:: TASK DESCRIPTION ::
Identify, in the records below, every line where the string "Analyst" appears, and copy each such line.

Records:
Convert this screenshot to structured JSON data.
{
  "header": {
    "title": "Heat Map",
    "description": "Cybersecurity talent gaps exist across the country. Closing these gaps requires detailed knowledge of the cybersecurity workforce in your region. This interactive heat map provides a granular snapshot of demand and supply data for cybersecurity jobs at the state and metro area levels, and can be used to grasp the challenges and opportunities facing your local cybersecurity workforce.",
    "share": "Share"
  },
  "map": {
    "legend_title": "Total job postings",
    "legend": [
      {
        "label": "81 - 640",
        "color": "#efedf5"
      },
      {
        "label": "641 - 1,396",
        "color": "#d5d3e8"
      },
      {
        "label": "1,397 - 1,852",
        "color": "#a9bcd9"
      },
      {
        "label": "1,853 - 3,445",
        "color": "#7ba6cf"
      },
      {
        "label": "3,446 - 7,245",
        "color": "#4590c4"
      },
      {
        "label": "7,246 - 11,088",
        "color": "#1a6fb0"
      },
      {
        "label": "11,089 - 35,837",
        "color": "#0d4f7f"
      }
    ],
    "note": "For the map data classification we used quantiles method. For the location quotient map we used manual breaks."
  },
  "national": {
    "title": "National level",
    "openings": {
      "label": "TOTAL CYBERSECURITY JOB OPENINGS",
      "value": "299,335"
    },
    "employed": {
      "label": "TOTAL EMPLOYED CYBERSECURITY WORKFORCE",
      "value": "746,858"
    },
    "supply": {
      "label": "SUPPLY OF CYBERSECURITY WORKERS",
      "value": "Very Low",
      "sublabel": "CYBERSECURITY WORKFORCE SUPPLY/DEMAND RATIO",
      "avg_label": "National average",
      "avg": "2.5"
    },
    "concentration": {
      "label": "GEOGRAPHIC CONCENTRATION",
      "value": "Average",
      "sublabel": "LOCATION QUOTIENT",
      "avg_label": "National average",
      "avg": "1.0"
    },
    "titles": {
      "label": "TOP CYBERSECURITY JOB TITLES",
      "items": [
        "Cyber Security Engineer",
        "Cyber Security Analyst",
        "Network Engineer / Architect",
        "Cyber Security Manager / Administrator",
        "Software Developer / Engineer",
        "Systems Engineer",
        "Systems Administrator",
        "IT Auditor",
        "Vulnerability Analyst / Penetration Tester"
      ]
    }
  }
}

:: SOLUTION FOR THIS TASK ::
        "Cyber Security Analyst",
        "Vulnerability Analyst / Penetration Tester"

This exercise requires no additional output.